● What is asked
Replace "body text" with "paragraph" in the rows from the line with "- heading: collaboration session: [630, 946, 1003, 1034]" to the line with "- body text: kindergarten assessments: To", and give those lines back with nothing else changed.

● Information given

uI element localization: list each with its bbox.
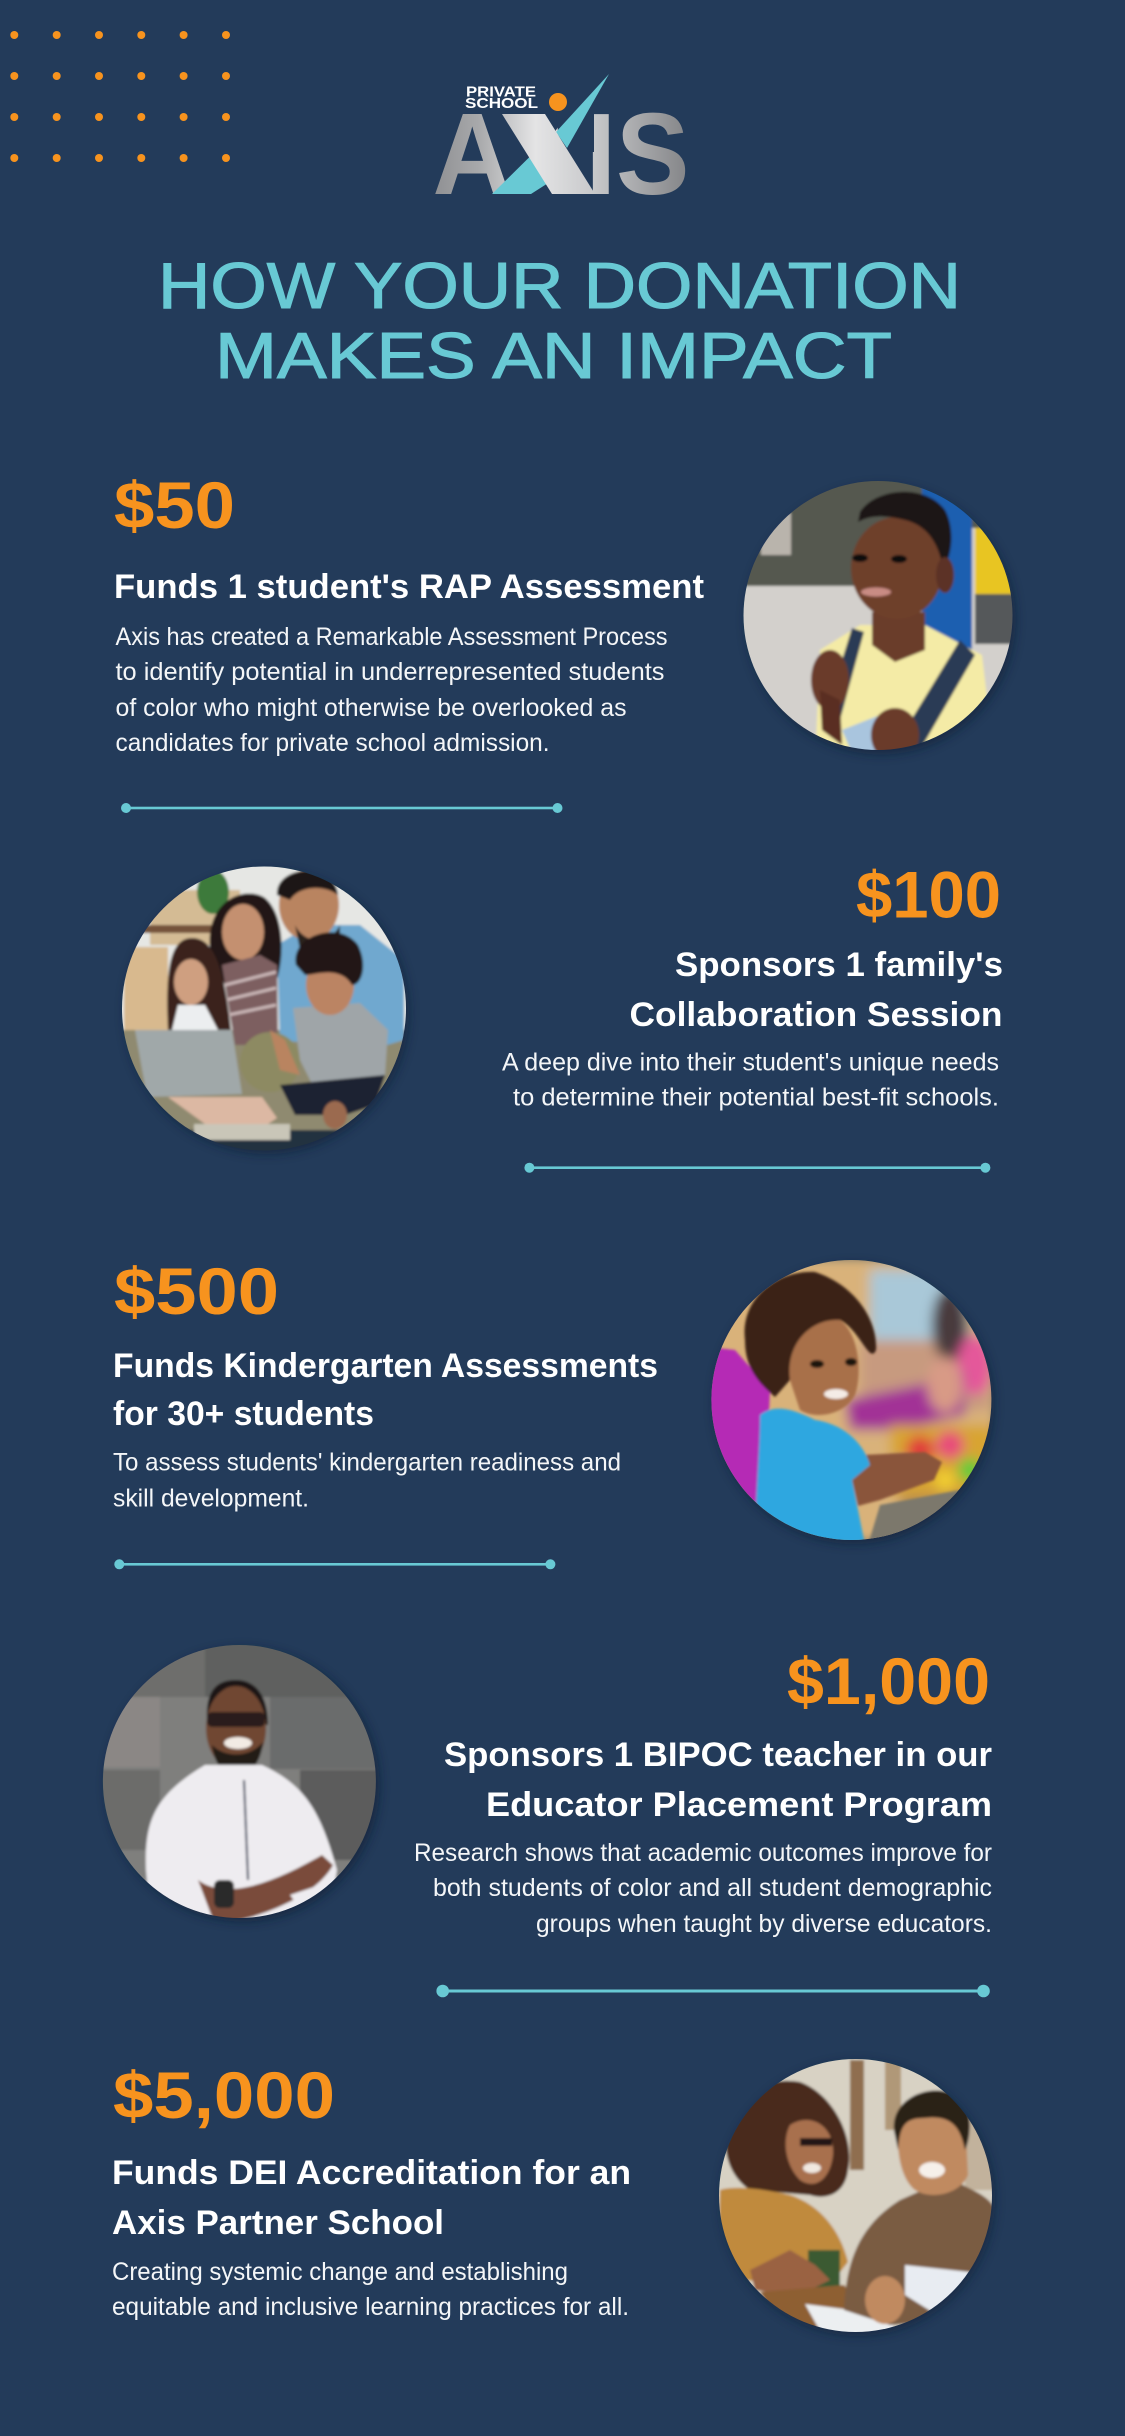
- heading: collaboration session: [630, 946, 1003, 1034]
- heading: kindergarten assessments: for 30+ students: [113, 1395, 374, 1433]
- amount: $100: $100: [856, 858, 1001, 932]
- divider 1: [121, 803, 562, 813]
- heading: educator placement: Sponsors 1 BIPOC teacher in our: [444, 1736, 992, 1774]
- body text: RAP assessment: [116, 623, 668, 757]
- body text: collaboration session: to determine their potential best-fit schools.: [513, 1084, 999, 1112]
- photo: family with laptop: [118, 862, 410, 1160]
- heading: DEI accreditation: Funds DEI Accreditation for an: [112, 2154, 631, 2192]
- body text: RAP assessment: Axis has created a Remarkable Assessment Process: [116, 623, 668, 651]
- body text: kindergarten assessments: skill development.: [113, 1485, 309, 1513]
- body text: kindergarten assessments: To assess students' kindergarten readiness and: [113, 1449, 621, 1477]
- heading: kindergarten assessments: [113, 1347, 658, 1433]
- panel: $1,000 educator placement: [100, 1642, 992, 1938]
- amount: $1,000: $1,000: [787, 1644, 990, 1718]
- photo: girl with backpack: [740, 478, 1020, 762]
- photo: teacher with crossed arms: [100, 1642, 380, 1925]
- photo: couple reviewing paperwork: [715, 2055, 995, 2340]
- body text: educator placement: Research shows that academic outcomes improve for: [414, 1839, 992, 1867]
- body text: collaboration session: A deep dive into their student's unique needs: [502, 1049, 999, 1077]
- photo: smiling child with toys: [708, 1256, 998, 1545]
- title: HOW YOUR DONATION: [158, 249, 961, 322]
- heading: collaboration session: Sponsors 1 family's: [675, 946, 1003, 984]
- panel: $50 RAP assessment: [114, 468, 1020, 762]
- heading: kindergarten assessments: Funds Kindergarten Assessments: [113, 1347, 658, 1385]
- title: [158, 249, 961, 392]
- body text: RAP assessment: candidates for private school admission.: [116, 729, 550, 757]
- amount: $500: $500: [114, 1254, 279, 1328]
- heading: DEI accreditation: Axis Partner School: [112, 2204, 444, 2242]
- title: MAKES AN IMPACT: [215, 319, 892, 392]
- divider 4: [436, 1985, 990, 1997]
- panel: $500 kindergarten assessments: [113, 1254, 998, 1545]
- body text: RAP assessment: of color who might otherwise be overlooked as: [116, 694, 626, 722]
- body text: educator placement: [414, 1839, 992, 1938]
- amount: $50: $50: [114, 468, 235, 542]
- logo: Private School Axis: SCHOOL: [465, 95, 538, 112]
- heading: educator placement: Educator Placement Program: [486, 1786, 992, 1824]
- amount: $5,000: $5,000: [113, 2058, 335, 2132]
- heading: educator placement: [444, 1736, 992, 1824]
- panel: $100 collaboration session: [118, 858, 1003, 1160]
- logo: Private School Axis: AXIS: [432, 89, 690, 219]
- body text: DEI accreditation: [112, 2258, 629, 2321]
- heading: DEI accreditation: [112, 2154, 631, 2242]
- body text: educator placement: groups when taught by diverse educators.: [536, 1910, 992, 1938]
- heading: RAP assessment: Funds 1 student's RAP Assessment: [114, 568, 704, 606]
- body text: kindergarten assessments: [113, 1449, 621, 1513]
- body text: DEI accreditation: equitable and inclusive learning practices for all.: [112, 2293, 629, 2321]
- divider 3: [114, 1559, 555, 1569]
- body text: collaboration session: [502, 1049, 999, 1112]
- divider 2: [524, 1163, 990, 1173]
- body text: DEI accreditation: Creating systemic change and establishing: [112, 2258, 568, 2286]
- logo: Private School Axis: PRIVATE: [466, 84, 536, 100]
- panel: $5,000 DEI accreditation: [112, 2055, 995, 2340]
- body text: RAP assessment: to identify potential in underrepresented students: [116, 658, 664, 686]
- body text: educator placement: both students of color and all student demographic: [433, 1874, 992, 1902]
- heading: collaboration session: Collaboration Session: [630, 996, 1002, 1034]
- decorative orange dot grid: [10, 31, 230, 162]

● Output below
- heading: collaboration session: [630, 946, 1003, 1034]
- heading: kindergarten assessments: for 30+ students: [113, 1395, 374, 1433]
- amount: $100: $100: [856, 858, 1001, 932]
- divider 1: [121, 803, 562, 813]
- heading: educator placement: Sponsors 1 BIPOC teacher in our: [444, 1736, 992, 1774]
- paragraph: RAP assessment: [116, 623, 668, 757]
- paragraph: collaboration session: to determine their potential best-fit schools.: [513, 1084, 999, 1112]
- photo: family with laptop: [118, 862, 410, 1160]
- heading: DEI accreditation: Funds DEI Accreditation for an: [112, 2154, 631, 2192]
- paragraph: RAP assessment: Axis has created a Remarkable Assessment Process: [116, 623, 668, 651]
- paragraph: kindergarten assessments: skill development.: [113, 1485, 309, 1513]
- paragraph: kindergarten assessments: To assess students' kindergarten readiness and: [113, 1449, 621, 1477]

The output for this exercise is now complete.